## Brief
Pick out all lines of the entries that include the word "Chance" and copy them.

## Material provided

--------

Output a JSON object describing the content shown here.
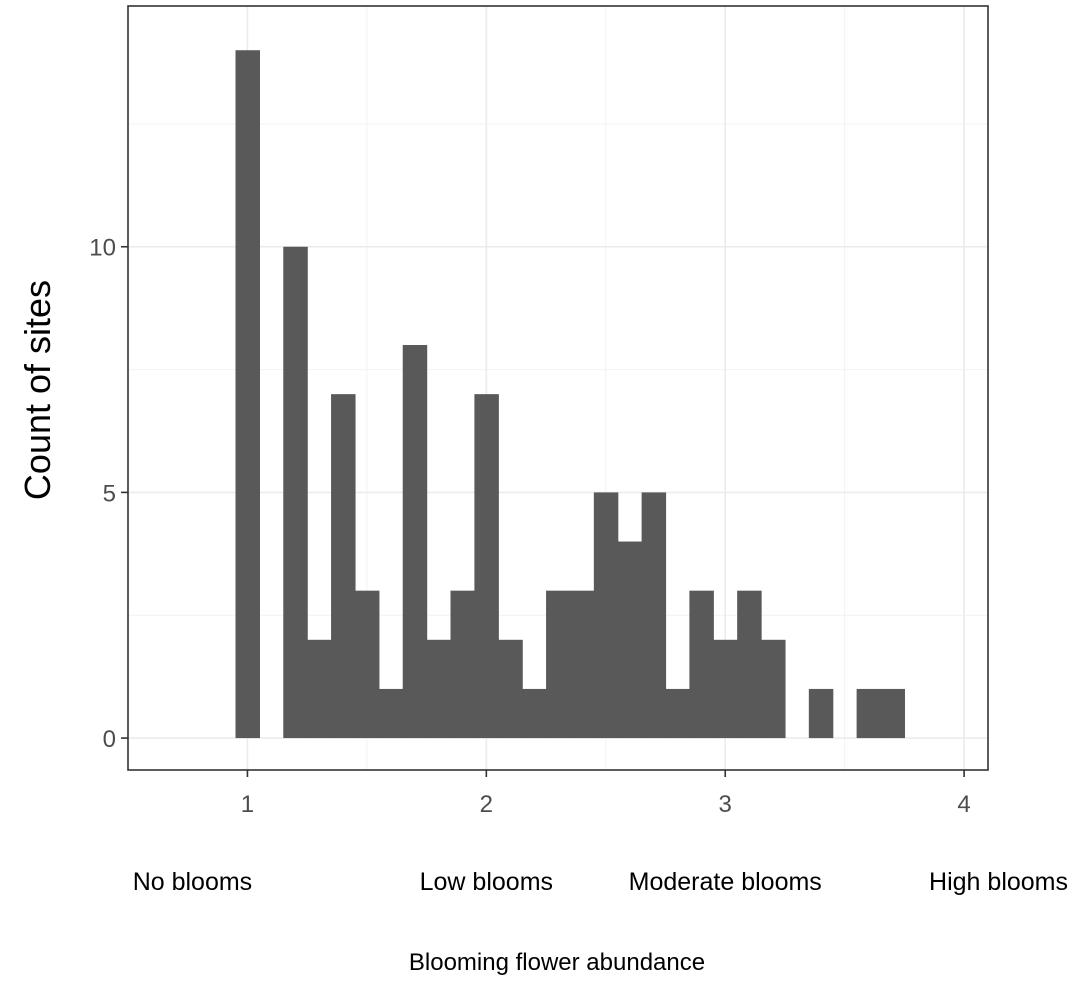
{
  "chart_data": {
    "type": "bar",
    "subtype": "histogram",
    "xlabel": "Blooming flower abundance",
    "ylabel": "Count of sites",
    "xlim": [
      0.5,
      4.1
    ],
    "ylim": [
      -0.65,
      14.9
    ],
    "x_ticks": [
      1,
      2,
      3,
      4
    ],
    "y_ticks": [
      0,
      5,
      10
    ],
    "y_minor_gridlines": [
      2.5,
      7.5,
      12.5
    ],
    "x_minor_gridlines": [
      0.5,
      1.5,
      2.5,
      3.5
    ],
    "grid": true,
    "bin_width": 0.1,
    "bar_color": "#595959",
    "bins": [
      {
        "x": 1.0,
        "count": 14
      },
      {
        "x": 1.1,
        "count": 0
      },
      {
        "x": 1.2,
        "count": 10
      },
      {
        "x": 1.3,
        "count": 2
      },
      {
        "x": 1.4,
        "count": 7
      },
      {
        "x": 1.5,
        "count": 3
      },
      {
        "x": 1.6,
        "count": 1
      },
      {
        "x": 1.7,
        "count": 8
      },
      {
        "x": 1.8,
        "count": 2
      },
      {
        "x": 1.9,
        "count": 3
      },
      {
        "x": 2.0,
        "count": 7
      },
      {
        "x": 2.1,
        "count": 2
      },
      {
        "x": 2.2,
        "count": 1
      },
      {
        "x": 2.3,
        "count": 3
      },
      {
        "x": 2.4,
        "count": 3
      },
      {
        "x": 2.5,
        "count": 5
      },
      {
        "x": 2.6,
        "count": 4
      },
      {
        "x": 2.7,
        "count": 5
      },
      {
        "x": 2.8,
        "count": 1
      },
      {
        "x": 2.9,
        "count": 3
      },
      {
        "x": 3.0,
        "count": 2
      },
      {
        "x": 3.1,
        "count": 3
      },
      {
        "x": 3.2,
        "count": 2
      },
      {
        "x": 3.3,
        "count": 0
      },
      {
        "x": 3.4,
        "count": 1
      },
      {
        "x": 3.5,
        "count": 0
      },
      {
        "x": 3.6,
        "count": 1
      },
      {
        "x": 3.7,
        "count": 1
      }
    ],
    "category_labels": [
      {
        "text": "No blooms",
        "at": 1
      },
      {
        "text": "Low blooms",
        "at": 2
      },
      {
        "text": "Moderate blooms",
        "at": 3
      },
      {
        "text": "High blooms",
        "at": 4
      }
    ]
  }
}
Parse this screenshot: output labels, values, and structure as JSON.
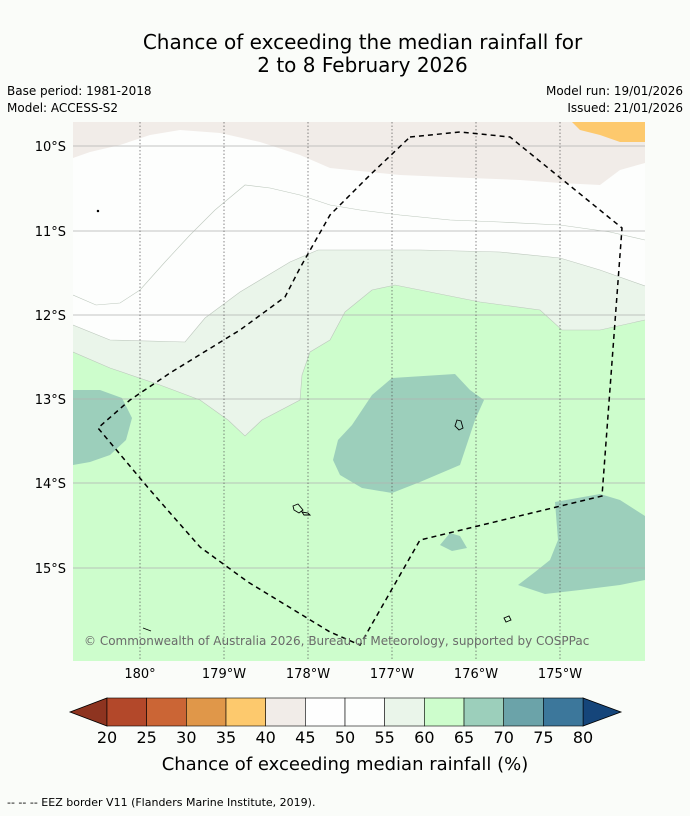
{
  "title": {
    "line1": "Chance of exceeding the median rainfall for",
    "line2": "2 to 8 February 2026"
  },
  "meta": {
    "base_period": "Base period: 1981-2018",
    "model": "Model: ACCESS-S2",
    "model_run": "Model run: 19/01/2026",
    "issued": "Issued: 21/01/2026"
  },
  "map": {
    "lat_labels": [
      "10°S",
      "11°S",
      "12°S",
      "13°S",
      "14°S",
      "15°S"
    ],
    "lon_labels": [
      "180°",
      "179°W",
      "178°W",
      "177°W",
      "176°W",
      "175°W"
    ],
    "copyright": "© Commonwealth of Australia 2026, Bureau of Meteorology, supported by COSPPac"
  },
  "colorbar": {
    "ticks": [
      "20",
      "25",
      "30",
      "35",
      "40",
      "45",
      "50",
      "55",
      "60",
      "65",
      "70",
      "75",
      "80"
    ],
    "label": "Chance of exceeding median rainfall (%)",
    "under_color": "#8e3420",
    "over_color": "#15457a",
    "colors": [
      "#b3482a",
      "#cb6535",
      "#e09749",
      "#fdc96d",
      "#f1ece8",
      "#fefefe",
      "#fdfefd",
      "#eaf5ea",
      "#cdfdcc",
      "#9ccfbb",
      "#6ba3a9",
      "#3c779b"
    ]
  },
  "legend": {
    "eez_text": "--  --  -- EEZ border V11 (Flanders Marine Institute, 2019)."
  }
}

--------

## Answer for the task
    "line1": "Chance of exceeding the median rainfall for",
    "label": "Chance of exceeding median rainfall (%)",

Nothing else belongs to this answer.